SUPPLIED MATERIAL |
══════════

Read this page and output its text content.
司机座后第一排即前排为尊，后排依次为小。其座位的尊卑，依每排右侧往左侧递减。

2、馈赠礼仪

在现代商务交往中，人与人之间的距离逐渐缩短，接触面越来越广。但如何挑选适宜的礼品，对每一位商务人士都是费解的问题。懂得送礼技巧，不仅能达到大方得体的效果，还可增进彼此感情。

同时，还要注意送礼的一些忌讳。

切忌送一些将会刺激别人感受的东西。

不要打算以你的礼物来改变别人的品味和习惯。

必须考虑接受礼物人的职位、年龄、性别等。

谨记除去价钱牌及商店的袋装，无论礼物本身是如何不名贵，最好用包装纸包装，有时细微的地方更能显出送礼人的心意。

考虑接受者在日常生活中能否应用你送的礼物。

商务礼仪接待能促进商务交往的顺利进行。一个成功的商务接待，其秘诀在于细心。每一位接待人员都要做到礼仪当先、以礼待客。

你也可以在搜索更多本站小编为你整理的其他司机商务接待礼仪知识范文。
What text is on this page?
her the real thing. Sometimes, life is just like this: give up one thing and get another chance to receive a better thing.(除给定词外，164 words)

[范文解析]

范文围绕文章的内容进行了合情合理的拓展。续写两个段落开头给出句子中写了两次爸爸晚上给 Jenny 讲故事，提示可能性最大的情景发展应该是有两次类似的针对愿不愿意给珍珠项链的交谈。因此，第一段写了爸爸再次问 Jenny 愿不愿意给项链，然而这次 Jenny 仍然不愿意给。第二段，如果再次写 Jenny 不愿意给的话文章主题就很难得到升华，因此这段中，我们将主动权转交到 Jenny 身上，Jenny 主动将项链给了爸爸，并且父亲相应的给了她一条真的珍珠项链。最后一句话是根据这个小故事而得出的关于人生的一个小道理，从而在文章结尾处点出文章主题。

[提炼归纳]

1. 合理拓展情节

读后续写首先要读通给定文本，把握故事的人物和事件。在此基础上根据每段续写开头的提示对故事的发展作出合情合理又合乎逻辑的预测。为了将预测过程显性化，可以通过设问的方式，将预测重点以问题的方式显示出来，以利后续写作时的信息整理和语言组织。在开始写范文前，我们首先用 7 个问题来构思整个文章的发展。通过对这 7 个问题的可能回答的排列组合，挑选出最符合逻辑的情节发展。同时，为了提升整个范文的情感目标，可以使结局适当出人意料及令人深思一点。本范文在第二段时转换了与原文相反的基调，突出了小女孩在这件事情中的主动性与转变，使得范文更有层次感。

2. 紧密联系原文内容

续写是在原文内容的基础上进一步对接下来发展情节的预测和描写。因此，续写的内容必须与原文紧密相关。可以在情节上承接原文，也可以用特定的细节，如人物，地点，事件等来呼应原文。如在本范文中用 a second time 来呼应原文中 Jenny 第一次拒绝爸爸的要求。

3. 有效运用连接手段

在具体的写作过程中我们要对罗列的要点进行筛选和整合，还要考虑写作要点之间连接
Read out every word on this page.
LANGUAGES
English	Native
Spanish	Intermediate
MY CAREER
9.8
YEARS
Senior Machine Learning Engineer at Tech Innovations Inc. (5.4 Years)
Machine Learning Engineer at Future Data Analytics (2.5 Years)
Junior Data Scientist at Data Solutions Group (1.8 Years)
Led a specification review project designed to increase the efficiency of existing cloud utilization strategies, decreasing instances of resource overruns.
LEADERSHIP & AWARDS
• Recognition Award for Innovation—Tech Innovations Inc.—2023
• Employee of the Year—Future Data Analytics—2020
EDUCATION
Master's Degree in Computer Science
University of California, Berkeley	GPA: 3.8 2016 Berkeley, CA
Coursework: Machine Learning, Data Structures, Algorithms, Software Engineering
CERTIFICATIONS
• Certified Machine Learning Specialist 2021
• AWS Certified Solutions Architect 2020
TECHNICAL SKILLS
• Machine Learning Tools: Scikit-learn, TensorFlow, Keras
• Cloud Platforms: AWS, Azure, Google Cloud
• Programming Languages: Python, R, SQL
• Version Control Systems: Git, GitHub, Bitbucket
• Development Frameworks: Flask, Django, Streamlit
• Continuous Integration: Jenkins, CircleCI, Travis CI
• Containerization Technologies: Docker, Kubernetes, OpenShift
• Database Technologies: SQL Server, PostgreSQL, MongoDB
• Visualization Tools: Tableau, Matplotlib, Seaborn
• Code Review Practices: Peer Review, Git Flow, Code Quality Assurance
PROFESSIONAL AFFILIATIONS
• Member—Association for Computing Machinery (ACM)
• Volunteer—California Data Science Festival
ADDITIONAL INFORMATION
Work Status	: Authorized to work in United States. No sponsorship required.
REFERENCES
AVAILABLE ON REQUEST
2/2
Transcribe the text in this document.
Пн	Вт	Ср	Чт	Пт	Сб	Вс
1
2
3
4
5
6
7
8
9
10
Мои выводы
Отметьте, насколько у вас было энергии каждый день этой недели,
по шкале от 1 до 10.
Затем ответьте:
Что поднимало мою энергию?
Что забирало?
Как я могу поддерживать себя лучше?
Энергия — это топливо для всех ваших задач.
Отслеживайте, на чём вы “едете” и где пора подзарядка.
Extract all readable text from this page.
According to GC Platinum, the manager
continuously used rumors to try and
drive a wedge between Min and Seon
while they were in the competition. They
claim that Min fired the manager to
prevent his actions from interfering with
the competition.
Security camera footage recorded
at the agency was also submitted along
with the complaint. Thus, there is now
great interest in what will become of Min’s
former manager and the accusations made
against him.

══════════

GIVEN INSTRUCTION | Each entry above is to be printed again exactly.

ANSWER |
Read this page and output its text content.
司机座后第一排即前排为尊，后排依次为小。其座位的尊卑，依每排右侧往左侧递减。

2、馈赠礼仪

在现代商务交往中，人与人之间的距离逐渐缩短，接触面越来越广。但如何挑选适宜的礼品，对每一位商务人士都是费解的问题。懂得送礼技巧，不仅能达到大方得体的效果，还可增进彼此感情。

同时，还要注意送礼的一些忌讳。

切忌送一些将会刺激别人感受的东西。

不要打算以你的礼物来改变别人的品味和习惯。

必须考虑接受礼物人的职位、年龄、性别等。

谨记除去价钱牌及商店的袋装，无论礼物本身是如何不名贵，最好用包装纸包装，有时细微的地方更能显出送礼人的心意。

考虑接受者在日常生活中能否应用你送的礼物。

商务礼仪接待能促进商务交往的顺利进行。一个成功的商务接待，其秘诀在于细心。每一位接待人员都要做到礼仪当先、以礼待客。

你也可以在搜索更多本站小编为你整理的其他司机商务接待礼仪知识范文。
What text is on this page?
her the real thing. Sometimes, life is just like this: give up one thing and get another chance to receive a better thing.(除给定词外，164 words)

[范文解析]

范文围绕文章的内容进行了合情合理的拓展。续写两个段落开头给出句子中写了两次爸爸晚上给 Jenny 讲故事，提示可能性最大的情景发展应该是有两次类似的针对愿不愿意给珍珠项链的交谈。因此，第一段写了爸爸再次问 Jenny 愿不愿意给项链，然而这次 Jenny 仍然不愿意给。第二段，如果再次写 Jenny 不愿意给的话文章主题就很难得到升华，因此这段中，我们将主动权转交到 Jenny 身上，Jenny 主动将项链给了爸爸，并且父亲相应的给了她一条真的珍珠项链。最后一句话是根据这个小故事而得出的关于人生的一个小道理，从而在文章结尾处点出文章主题。

[提炼归纳]

1. 合理拓展情节

读后续写首先要读通给定文本，把握故事的人物和事件。在此基础上根据每段续写开头的提示对故事的发展作出合情合理又合乎逻辑的预测。为了将预测过程显性化，可以通过设问的方式，将预测重点以问题的方式显示出来，以利后续写作时的信息整理和语言组织。在开始写范文前，我们首先用 7 个问题来构思整个文章的发展。通过对这 7 个问题的可能回答的排列组合，挑选出最符合逻辑的情节发展。同时，为了提升整个范文的情感目标，可以使结局适当出人意料及令人深思一点。本范文在第二段时转换了与原文相反的基调，突出了小女孩在这件事情中的主动性与转变，使得范文更有层次感。

2. 紧密联系原文内容

续写是在原文内容的基础上进一步对接下来发展情节的预测和描写。因此，续写的内容必须与原文紧密相关。可以在情节上承接原文，也可以用特定的细节，如人物，地点，事件等来呼应原文。如在本范文中用 a second time 来呼应原文中 Jenny 第一次拒绝爸爸的要求。

3. 有效运用连接手段

在具体的写作过程中我们要对罗列的要点进行筛选和整合，还要考虑写作要点之间连接
Read out every word on this page.
LANGUAGES
English	Native
Spanish	Intermediate
MY CAREER
9.8
YEARS
Senior Machine Learning Engineer at Tech Innovations Inc. (5.4 Years)
Machine Learning Engineer at Future Data Analytics (2.5 Years)
Junior Data Scientist at Data Solutions Group (1.8 Years)
Led a specification review project designed to increase the efficiency of existing cloud utilization strategies, decreasing instances of resource overruns.
LEADERSHIP & AWARDS
• Recognition Award for Innovation—Tech Innovations Inc.—2023
• Employee of the Year—Future Data Analytics—2020
EDUCATION
Master's Degree in Computer Science
University of California, Berkeley	GPA: 3.8 2016 Berkeley, CA
Coursework: Machine Learning, Data Structures, Algorithms, Software Engineering
CERTIFICATIONS
• Certified Machine Learning Specialist 2021
• AWS Certified Solutions Architect 2020
TECHNICAL SKILLS
• Machine Learning Tools: Scikit-learn, TensorFlow, Keras
• Cloud Platforms: AWS, Azure, Google Cloud
• Programming Languages: Python, R, SQL
• Version Control Systems: Git, GitHub, Bitbucket
• Development Frameworks: Flask, Django, Streamlit
• Continuous Integration: Jenkins, CircleCI, Travis CI
• Containerization Technologies: Docker, Kubernetes, OpenShift
• Database Technologies: SQL Server, PostgreSQL, MongoDB
• Visualization Tools: Tableau, Matplotlib, Seaborn
• Code Review Practices: Peer Review, Git Flow, Code Quality Assurance
PROFESSIONAL AFFILIATIONS
• Member—Association for Computing Machinery (ACM)
• Volunteer—California Data Science Festival
ADDITIONAL INFORMATION
Work Status	: Authorized to work in United States. No sponsorship required.
REFERENCES
AVAILABLE ON REQUEST
2/2
Transcribe the text in this document.
Пн	Вт	Ср	Чт	Пт	Сб	Вс
1
2
3
4
5
6
7
8
9
10
Мои выводы
Отметьте, насколько у вас было энергии каждый день этой недели,
по шкале от 1 до 10.
Затем ответьте:
Что поднимало мою энергию?
Что забирало?
Как я могу поддерживать себя лучше?
Энергия — это топливо для всех ваших задач.
Отслеживайте, на чём вы “едете” и где пора подзарядка.
Extract all readable text from this page.
According to GC Platinum, the manager
continuously used rumors to try and
drive a wedge between Min and Seon
while they were in the competition. They
claim that Min fired the manager to
prevent his actions from interfering with
the competition.
Security camera footage recorded
at the agency was also submitted along
with the complaint. Thus, there is now
great interest in what will become of Min’s
former manager and the accusations made
against him.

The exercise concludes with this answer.